Search the data for the word "dispozici" and copy every line where it occurs.

→ Stored records:
>> Begin

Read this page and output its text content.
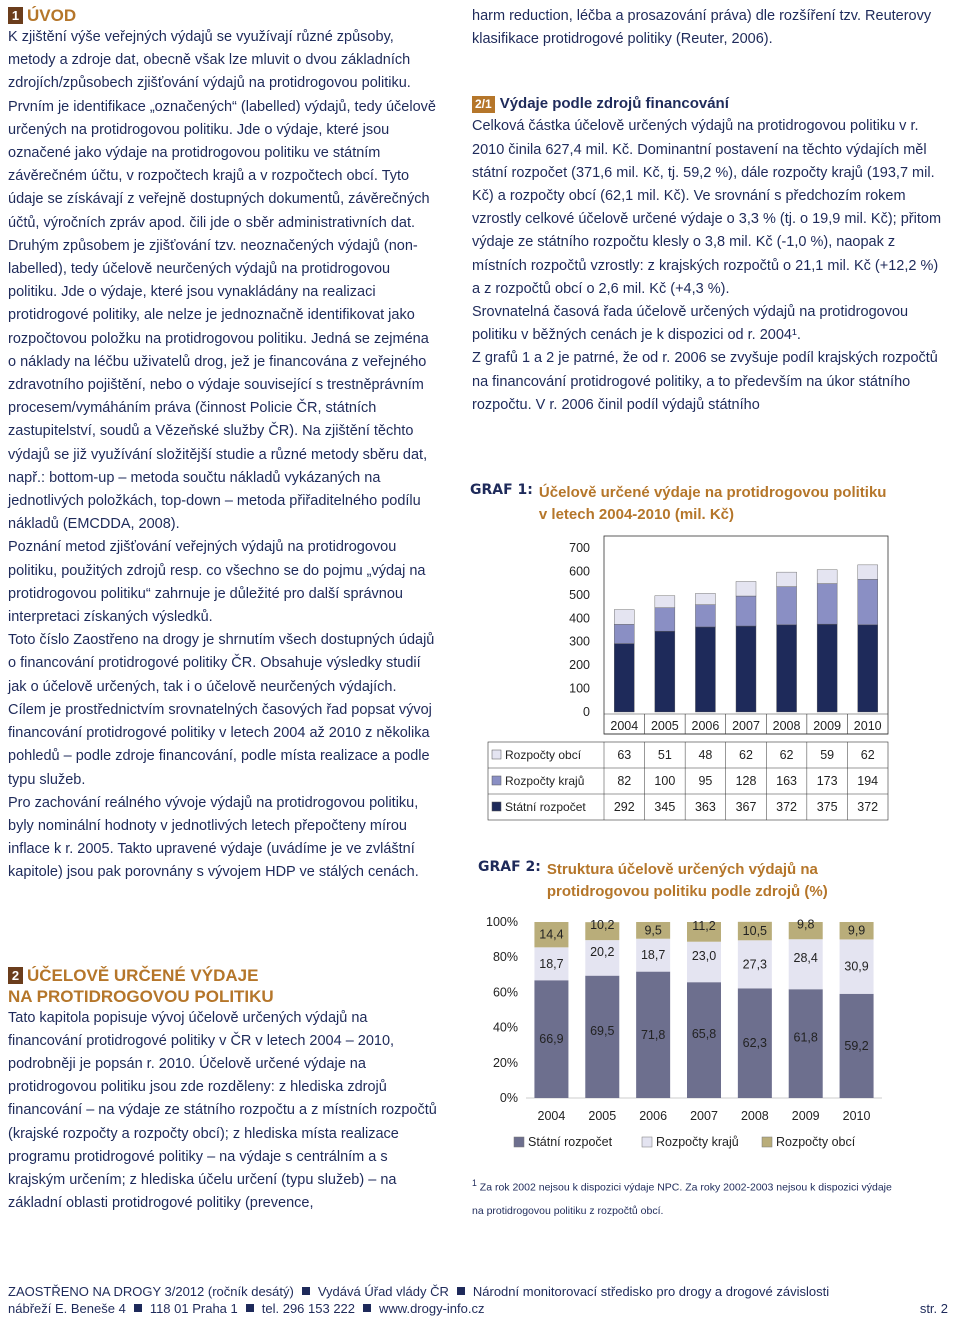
1 ÚVOD

K zjištění výše veřejných výdajů se využívají různé způsoby, metody a zdroje dat, obecně však lze mluvit o dvou základních zdrojích/způsobech zjišťování výdajů na protidrogovou politiku. Prvním je identifikace „označených“ (labelled) výdajů, tedy účelově určených na protidrogovou politiku. Jde o výdaje, které jsou označené jako výdaje na protidrogovou politiku ve státním závěrečném účtu, v rozpočtech krajů a v rozpočtech obcí. Tyto údaje se získávají z veřejně dostupných dokumentů, závěrečných účtů, výročních zpráv apod. čili jde o sběr administrativních dat. Druhým způsobem je zjišťování tzv. neoznačených výdajů (non-labelled), tedy účelově neurčených výdajů na protidrogovou politiku. Jde o výdaje, které jsou vynakládány na realizaci protidrogové politiky, ale nelze je jednoznačně identifikovat jako rozpočtovou položku na protidrogovou politiku. Jedná se zejména o náklady na léčbu uživatelů drog, jež je financována z veřejného zdravotního pojištění, nebo o výdaje související s trestněprávním procesem/vymáháním práva (činnost Policie ČR, státních zastupitelství, soudů a Vězeňské služby ČR). Na zjištění těchto výdajů se již využívání složitější studie a různé metody sběru dat, např.: bottom-up – metoda součtu nákladů vykázaných na jednotlivých položkách, top-down – metoda přiřaditelného podílu nákladů (EMCDDA, 2008).

Poznání metod zjišťování veřejných výdajů na protidrogovou politiku, použitých zdrojů resp. co všechno se do pojmu „výdaj na protidrogovou politiku“ zahrnuje je důležité pro další správnou interpretaci získaných výsledků.

Toto číslo Zaostřeno na drogy je shrnutím všech dostupných údajů o financování protidrogové politiky ČR. Obsahuje výsledky studií jak o účelově určených, tak i o účelově neurčených výdajích. Cílem je prostřednictvím srovnatelných časových řad popsat vývoj financování protidrogové politiky v letech 2004 až 2010 z několika pohledů – podle zdroje financování, podle místa realizace a podle typu služeb.

Pro zachování reálného vývoje výdajů na protidrogovou politiku, byly nominální hodnoty v jednotlivých letech přepočteny mírou inflace k r. 2005. Takto upravené výdaje (uvádíme je ve zvláštní kapitole) jsou pak porovnány s vývojem HDP ve stálých cenách.

2 ÚČELOVĚ URČENÉ VÝDAJE
NA PROTIDROGOVOU POLITIKU

Tato kapitola popisuje vývoj účelově určených výdajů na financování protidrogové politiky v ČR v letech 2004 – 2010, podrobněji je popsán r. 2010. Účelově určené výdaje na protidrogovou politiku jsou zde rozděleny: z hlediska zdrojů financování – na výdaje ze státního rozpočtu a z místních rozpočtů (krajské rozpočty a rozpočty obcí); z hlediska místa realizace programu protidrogové politiky – na výdaje s centrálním a s krajským určením; z hlediska účelu určení (typu služeb) – na základní oblasti protidrogové politiky (prevence,

harm reduction, léčba a prosazování práva) dle rozšíření tzv. Reuterovy klasifikace protidrogové politiky (Reuter, 2006).

2/1 Výdaje podle zdrojů financování

Celková částka účelově určených výdajů na protidrogovou politiku v r. 2010 činila 627,4 mil. Kč. Dominantní postavení na těchto výdajích měl státní rozpočet (371,6 mil. Kč, tj. 59,2 %), dále rozpočty krajů (193,7 mil. Kč) a rozpočty obcí (62,1 mil. Kč). Ve srovnání s předchozím rokem vzrostly celkové účelově určené výdaje o 3,3 % (tj. o 19,9 mil. Kč); přitom výdaje ze státního rozpočtu klesly o 3,8 mil. Kč (-1,0 %), naopak z místních rozpočtů vzrostly: z krajských rozpočtů o 21,1 mil. Kč (+12,2 %) a z rozpočtů obcí o 2,6 mil. Kč (+4,3 %).

Srovnatelná časová řada účelově určených výdajů na protidrogovou politiku v běžných cenách je k dispozici od r. 2004¹.

Z grafů 1 a 2 je patrné, že od r. 2006 se zvyšuje podíl krajských rozpočtů na financování protidrogové politiky, a to především na úkor státního rozpočtu. V r. 2006 činil podíl výdajů státního

GRAF 1: Účelově určené výdaje na protidrogovou politiku v letech 2004-2010 (mil. Kč)
700
600
500
400
300
200
100
0
2004 2005 2006 2007 2008 2009 2010
Rozpočty obcí	63 51 48 62 62 59 62
Rozpočty krajů	82 100 95 128 163 173 194
Státní rozpočet 292 345 363 367 372 375 372
GRAF 2: Struktura účelově určených výdajů na protidrogovou politiku podle zdrojů (%)
100%
80%
60%
40%
20%
0%
66,9
18,7
14,4
2004
69,5
20,2
10,2
2005
71,8
18,7
9,5
2006
65,8
23,0
11,2
2007
62,3
27,3
10,5
2008
61,8
28,4
9,8
2009
59,2
30,9
9,9
2010
Státní rozpočet	Rozpočty krajů	Rozpočty obcí
$^1$ Za rok 2002 nejsou k dispozici výdaje NPC. Za roky 2002-2003 nejsou k dispozici výdaje na protidrogovou politiku z rozpočtů obcí.
ZAOSTŘENO NA DROGY 3/2012 (ročník desátý) Vydává Úřad vlády ČR Národní monitorovací středisko pro drogy a drogové závislosti
nábřeží E. Beneše 4 118 01 Praha 1 tel. 296 153 222 www.drogy-info.cz	str. 2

>> End

→ Answer to the exercise:
Srovnatelná časová řada účelově určených výdajů na protidrogovou politiku v běžných cenách je k dispozici od r. 2004¹.
$^1$ Za rok 2002 nejsou k dispozici výdaje NPC. Za roky 2002-2003 nejsou k dispozici výdaje na protidrogovou politiku z rozpočtů obcí.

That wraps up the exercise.